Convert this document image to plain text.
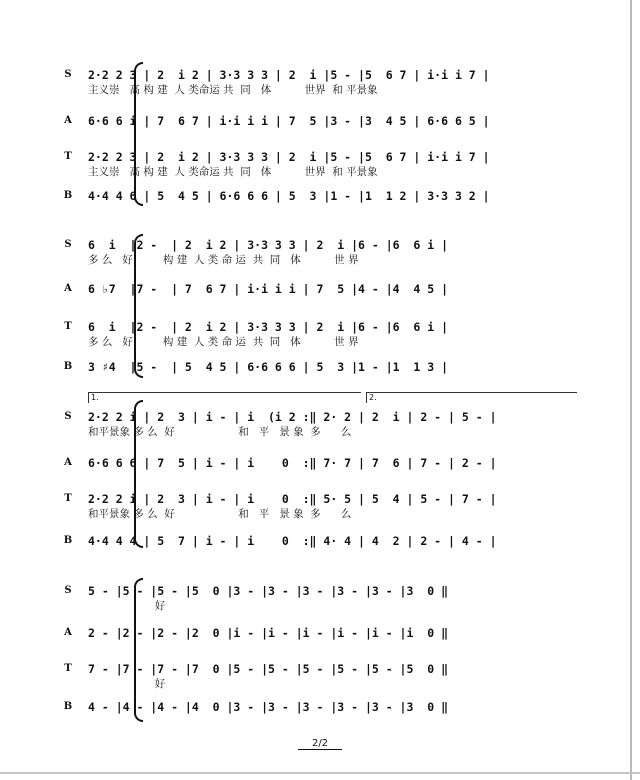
S 2·2 2 3 | 2  i 2 | 3·3 3 3 | 2  i |5 - |5  6 7 | i·i i 7 |
主义崇   高 构 建  人 类命运 共  同   体          世界  和 平景象
A 6·6 6 i | 7  6 7 | i·i i i | 7  5 |3 - |3  4 5 | 6·6 6 5 |
T 2·2 2 3 | 2  i 2 | 3·3 3 3 | 2  i |5 - |5  6 7 | i·i i 7 |
主义崇   高 构 建  人 类命运 共  同   体          世界  和 平景象
B 4·4 4 6 | 5  4 5 | 6·6 6 6 | 5  3 |1 - |1  1 2 | 3·3 3 2 |
S 6  i  |2 -  | 2  i 2 | 3·3 3 3 | 2  i |6 - |6  6 i |
多 么   好         构 建  人 类 命 运  共  同   体          世 界
A 6 ♭7  |7 -  | 7  6 7 | i·i i i | 7  5 |4 - |4  4 5 |
T 6  i  |2 -  | 2  i 2 | 3·3 3 3 | 2  i |6 - |6  6 i |
多 么   好         构 建  人 类 命 运  共  同   体          世 界
B 3 ♯4  |5 -  | 5  4 5 | 6·6 6 6 | 5  3 |1 - |1  1 3 |
1.	2.
S 2·2 2 i | 2  3 | i - | i  (i 2 :‖ 2· 2 | 2  i | 2 - | 5 - |
和平景象 多 么  好                   和   平   景 象  多      么
A 6·6 6 6 | 7  5 | i - | i    0  :‖ 7· 7 | 7  6 | 7 - | 2 - |
T 2·2 2 i | 2  3 | i - | i    0  :‖ 5· 5 | 5  4 | 5 - | 7 - |
和平景象 多 么  好                   和   平   景 象  多      么
B 4·4 4 4 | 5  7 | i - | i    0  :‖ 4· 4 | 4  2 | 2 - | 4 - |
S 5 - |5 - |5 - |5  0 |3 - |3 - |3 - |3 - |3 - |3  0 ‖
好
A 2 - |2 - |2 - |2  0 |i - |i - |i - |i - |i - |i  0 ‖
T 7 - |7 - |7 - |7  0 |5 - |5 - |5 - |5 - |5 - |5  0 ‖
好
B 4 - |4 - |4 - |4  0 |3 - |3 - |3 - |3 - |3 - |3  0 ‖
2/2
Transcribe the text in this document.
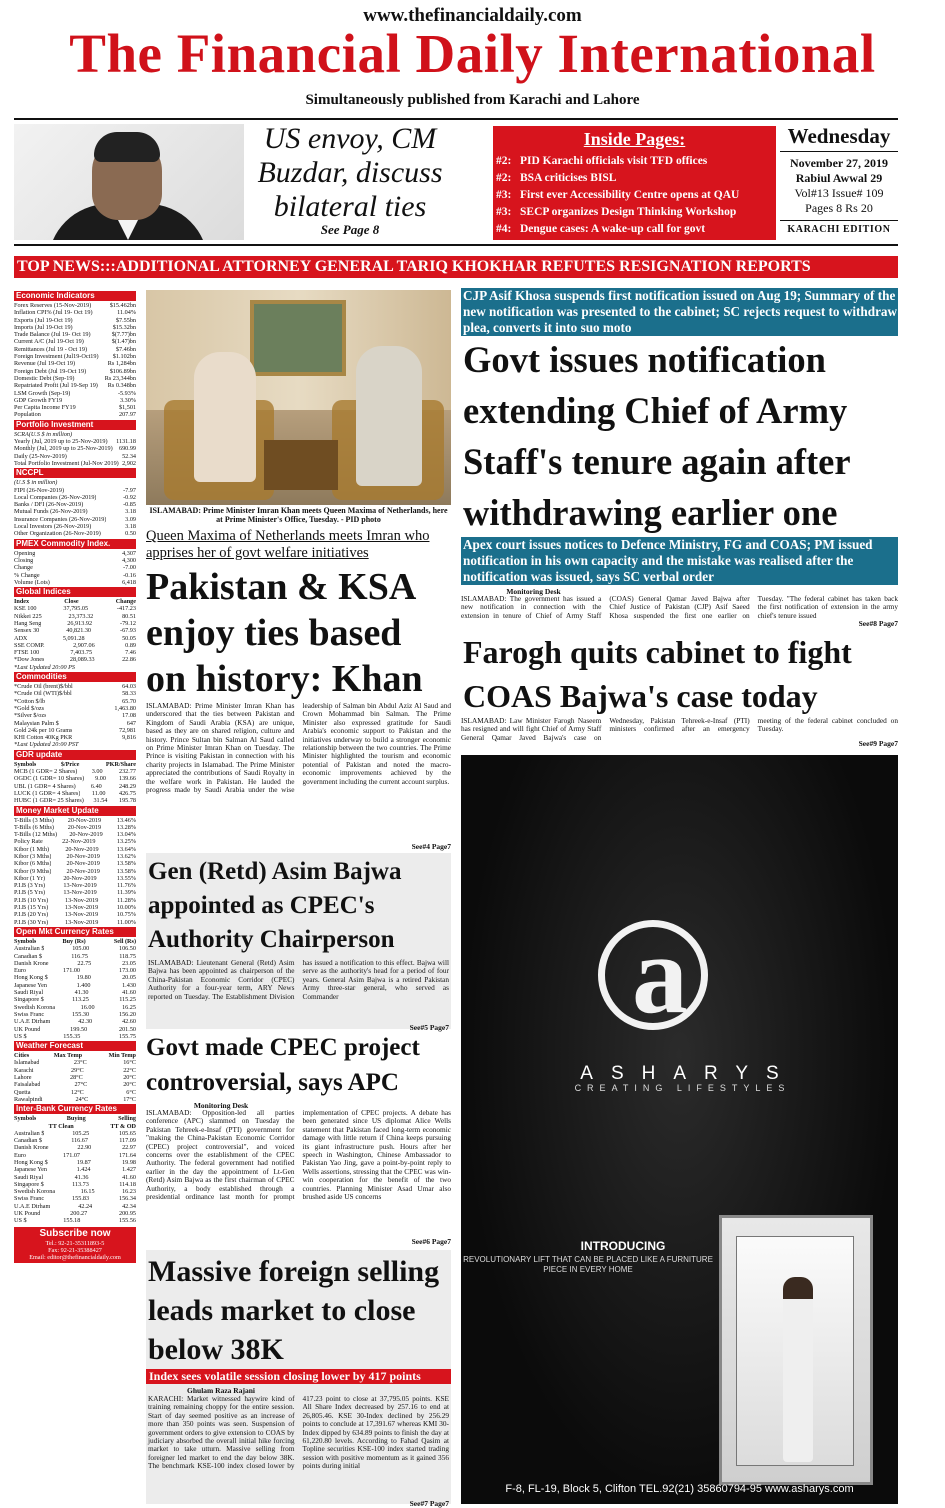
www.thefinancialdaily.com
The Financial Daily International
Simultaneously published from Karachi and Lahore
US envoy, CM Buzdar, discuss bilateral ties
See Page 8
Inside Pages:
#2: PID Karachi officials visit TFD offices
#2: BSA criticises BISL
#3: First ever Accessibility Centre opens at QAU
#3: SECP organizes Design Thinking Workshop
#4: Dengue cases: A wake-up call for govt
Wednesday
November 27, 2019
Rabiul Awwal 29
Vol#13 Issue# 109
Pages 8 Rs 20
KARACHI EDITION
TOP NEWS:::ADDITIONAL ATTORNEY GENERAL TARIQ KHOKHAR REFUTES RESIGNATION REPORTS
Economic Indicators
Forex Reserves (15-Nov-2019)	$15.462bn
Inflation CPI% (Jul 19- Oct 19)	11.04%
Exports (Jul 19-Oct 19)	$7.55bn
Imports (Jul 19-Oct 19)	$15.32bn
Trade Balance (Jul 19- Oct 19)	$(7.77)bn
Current A/C (Jul 19-Oct 19)	$(1.47)bn
Remittances (Jul 19 - Oct 19)	$7.46bn
Foreign Investment (Jul19-Oct19) $1.102bn
Revenue (Jul 19-Oct 19)	Rs 1,284bn
Foreign Debt (Jul 19-Oct 19)	$106.89bn
Domestic Debt (Sep-19)	Rs 23,344bn
Repatriated Profit (Jul 19-Sep 19) Rs 0.348bn
LSM Growth (Sep-19)	-5.93%
GDP Growth FY19	3.30%
Per Capita Income FY19	$1,501
Population	207.97
Portfolio Investment
SCRA(U.S $ in million)
Yearly (Jul, 2019 up to 25-Nov-2019) 1131.18
Monthly (Jul, 2019 up to 25-Nov-2019) 690.99
Daily (25-Nov-2019)	52.34
Total Portfolio Investment (Jul-Nov 2019) 2,902
NCCPL
(U.S $ in million)
FIPI (26-Nov-2019)	-7.97
Local Companies (26-Nov-2019)	-0.92
Banks / DFI (26-Nov-2019)	-0.85
Mutual Funds (26-Nov-2019)	3.18
Insurance Companies (26-Nov-2019)	3.09
Local Investors (26-Nov-2019)	3.18
Other Organization (26-Nov-2019)	0.50
PMEX Commodity Index.
Opening	4,307
Closing	4,300
Change	-7.00
% Change	-0.16
Volume (Lots)	6,418
Global Indices
Index	Close	Change
KSE 100	37,795.05	-417.23
Nikkei 225	23,373.32	80.51
Hang Seng	26,913.92	-79.12
Sensex 30	40,821.30	-67.93
ADX	5,091.28	50.05
SSE COMP.	2,907.06	0.89
FTSE 100	7,403.75	7.46
*Dow Jones	28,089.33	22.86
*Last Updated 20:00 PS
Commodities
*Crude Oil (brent)$/bbl	64.03
*Crude Oil (WTI)$/bbl	58.33
*Cotton $/lb	65.70
*Gold $/ozs	1,463.80
*Silver $/ozs	17.08
Malaysian Palm $	647
Gold 24k per 10 Grams	72,981
KHI Cotton 40Kg PKR	9,816
*Last Updated 20:00 PST
GDR update
Symbols	$/Price	PKR/Share
MCB (1 GDR= 2 Shares) 3.00	232.77
OGDC (1 GDR= 10 Shares) 9.00 139.66
UBL (1 GDR= 4 Shares) 6.40	248.29
LUCK (1 GDR= 4 Shares) 11.00 426.75
HUBC (1 GDR= 25 Shares) 31.54 195.78
Money Market Update
T-Bills (3 Mths) 20-Nov-2019	13.46%
T-Bills (6 Mths) 20-Nov-2019	13.28%
T-Bills (12 Mths) 20-Nov-2019 13.04%
Policy Rate	22-Nov-2019	13.25%
Kibor (1 Mth)	20-Nov-2019	13.64%
Kibor (3 Mths) 20-Nov-2019	13.62%
Kibor (6 Mths) 20-Nov-2019	13.58%
Kibor (9 Mths) 20-Nov-2019	13.58%
Kibor (1 Yr)	20-Nov-2019	13.55%
P.I.B (3 Yrs)	13-Nov-2019	11.76%
P.I.B (5 Yrs)	13-Nov-2019	11.39%
P.I.B (10 Yrs)	13-Nov-2019	11.28%
P.I.B (15 Yrs)	13-Nov-2019	10.00%
P.I.B (20 Yrs)	13-Nov-2019	10.75%
P.I.B (30 Yrs)	13-Nov-2019	11.00%
Open Mkt Currency Rates
Symbols	Buy (Rs)	Sell (Rs)
Australian $	105.00	106.50
Canadian $	116.75	118.75
Danish Krone	22.75	23.05
Euro	171.00	173.00
Hong Kong $	19.80	20.05
Japanese Yen	1.400	1.430
Saudi Riyal	41.30	41.60
Singapore $	113.25	115.25
Swedish Korona	16.00	16.25
Swiss Franc	155.30	156.20
U.A.E Dirham	42.30	42.60
UK Pound	199.50	201.50
US $	155.35	155.75
Weather Forecast
Cities	Max Temp	Min Temp
Islamabad	23°C	16°C
Karachi	29°C	22°C
Lahore	28°C	20°C
Faisalabad	27°C	20°C
Quetta	12°C	6°C
Rawalpindi	24°C	17°C
Inter-Bank Currency Rates
Symbols	Buying	Selling
TT Clean	TT & OD
Australian $	105.25	105.65
Canadian $	116.67	117.09
Danish Krone	22.90	22.97
Euro	171.07	171.64
Hong Kong $	19.87	19.98
Japanese Yen	1.424	1.427
Saudi Riyal	41.36	41.60
Singapore $	113.73	114.18
Swedish Korona	16.15	16.23
Swiss Franc	155.83	156.34
U.A.E Dirham	42.24	42.34
UK Pound	200.27	200.95
US $	155.18	155.56
Subscribe now
Tel.: 92-21-35311893-5
Fax: 92-21-35388427
Email: editor@thefinancialdaily.com
ISLAMABAD: Prime Minister Imran Khan meets Queen Maxima of Netherlands, here at Prime Minister's Office, Tuesday. - PID photo
Queen Maxima of Netherlands meets Imran who apprises her of govt welfare initiatives
Pakistan & KSA enjoy ties based on history: Khan
ISLAMABAD: Prime Minister Imran Khan has underscored that the ties between Pakistan and Kingdom of Saudi Arabia (KSA) are unique, based as they are on shared religion, culture and history. Prince Sultan bin Salman Al Saud called on Prime Minister Imran Khan on Tuesday. The Prince is visiting Pakistan in connection with his charity projects in Islamabad. The Prime Minister appreciated the contributions of Saudi Royalty in the welfare work in Pakistan. He lauded the progress made by Saudi Arabia under the wise leadership of Salman bin Abdul Aziz Al Saud and Crown Mohammad bin Salman. The Prime Minister also expressed gratitude for Saudi Arabia's economic support to Pakistan and the initiatives underway to build a stronger economic relationship between the two countries. The Prime Minister highlighted the tourism and economic potential of Pakistan and noted the macro-economic improvements achieved by the government including the current account surplus.
See#4 Page7
Gen (Retd) Asim Bajwa appointed as CPEC's Authority Chairperson
ISLAMABAD: Lieutenant General (Retd) Asim Bajwa has been appointed as chairperson of the China-Pakistan Economic Corridor (CPEC) Authority for a four-year term, ARY News reported on Tuesday. The Establishment Division has issued a notification to this effect. Bajwa will serve as the authority's head for a period of four years. General Asim Bajwa is a retired Pakistan Army three-star general, who served as Commander
See#5 Page7
Govt made CPEC project controversial, says APC
Monitoring Desk
ISLAMABAD: Opposition-led all parties conference (APC) slammed on Tuesday the Pakistan Tehreek-e-Insaf (PTI) government for "making the China-Pakistan Economic Corridor (CPEC) project controversial", and voiced concerns over the establishment of the CPEC Authority. The federal government had notified earlier in the day the appointment of Lt-Gen (Retd) Asim Bajwa as the first chairman of CPEC Authority, a body established through a presidential ordinance last month for prompt implementation of CPEC projects. A debate has been generated since US diplomat Alice Wells statement that Pakistan faced long-term economic damage with little return if China keeps pursuing its giant infrastructure push. Hours after her speech in Washington, Chinese Ambassador to Pakistan Yao Jing, gave a point-by-point reply to Wells assertions, stressing that the CPEC was win-win cooperation for the benefit of the two countries. Planning Minister Asad Umar also brushed aside US concerns
See#6 Page7
Massive foreign selling leads market to close below 38K
Index sees volatile session closing lower by 417 points
Ghulam Raza Rajani
KARACHI: Market witnessed haywire kind of training remaining choppy for the entire session. Start of day seemed positive as an increase of more than 350 points was seen. Suspension of government orders to give extension to COAS by judiciary absorbed the overall initial hike forcing market to take utturn. Massive selling from foreigner led market to end the day below 38K. The benchmark KSE-100 index closed lower by 417.23 point to close at 37,795.05 points. KSE All Share Index decreased by 257.16 to end at 26,805.46. KSE 30-Index declined by 256.29 points to conclude at 17,391.67 whereas KMI 30-Index dipped by 634.89 points to finish the day at 61,220.80 levels. According to Fahad Qasim at Topline securities KSE-100 index started trading session with positive momentum as it gained 356 points during initial
See#7 Page7
CJP Asif Khosa suspends first notification issued on Aug 19; Summary of the new notification was presented to the cabinet; SC rejects request to withdraw plea, converts it into suo moto
Govt issues notification extending Chief of Army Staff's tenure again after withdrawing earlier one
Apex court issues notices to Defence Ministry, FG and COAS; PM issued notification in his own capacity and the mistake was realised after the notification was issued, says SC verbal order
Monitoring Desk
ISLAMABAD: The government has issued a new notification in connection with the extension in tenure of Chief of Army Staff (COAS) General Qamar Javed Bajwa after Chief Justice of Pakistan (CJP) Asif Saeed Khosa suspended the first one earlier on Tuesday. "The federal cabinet has taken back the first notification of extension in the army chief's tenure issued
See#8 Page7
Farogh quits cabinet to fight COAS Bajwa's case today
ISLAMABAD: Law Minister Farogh Naseem has resigned and will fight Chief of Army Staff General Qamar Javed Bajwa's case on Wednesday, Pakistan Tehreek-e-Insaf (PTI) ministers confirmed after an emergency meeting of the federal cabinet concluded on Tuesday.
See#9 Page7
a
ASHARYS
CREATING LIFESTYLES
INTRODUCING
REVOLUTIONARY LIFT THAT CAN BE PLACED LIKE A FURNITURE PIECE IN EVERY HOME
F-8, FL-19, Block 5, Clifton TEL.92(21) 35860794-95 www.asharys.com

..........

Work instructions
Look through the data above. Copy every line with the string "been" in it.

Worked solution
ISLAMABAD: Lieutenant General (Retd) Asim Bajwa has been appointed as chairperson of the China-Pakistan Economic Corridor (CPEC) Authority for a four-year term, ARY News reported on Tuesday. The Establishment Division has issued a notification to this effect. Bajwa will serve as the authority's head for a period of four years. General Asim Bajwa is a retired Pakistan Army three-star general, who served as Commander
ISLAMABAD: Opposition-led all parties conference (APC) slammed on Tuesday the Pakistan Tehreek-e-Insaf (PTI) government for "making the China-Pakistan Economic Corridor (CPEC) project controversial", and voiced concerns over the establishment of the CPEC Authority. The federal government had notified earlier in the day the appointment of Lt-Gen (Retd) Asim Bajwa as the first chairman of CPEC Authority, a body established through a presidential ordinance last month for prompt implementation of CPEC projects. A debate has been generated since US diplomat Alice Wells statement that Pakistan faced long-term economic damage with little return if China keeps pursuing its giant infrastructure push. Hours after her speech in Washington, Chinese Ambassador to Pakistan Yao Jing, gave a point-by-point reply to Wells assertions, stressing that the CPEC was win-win cooperation for the benefit of the two countries. Planning Minister Asad Umar also brushed aside US concerns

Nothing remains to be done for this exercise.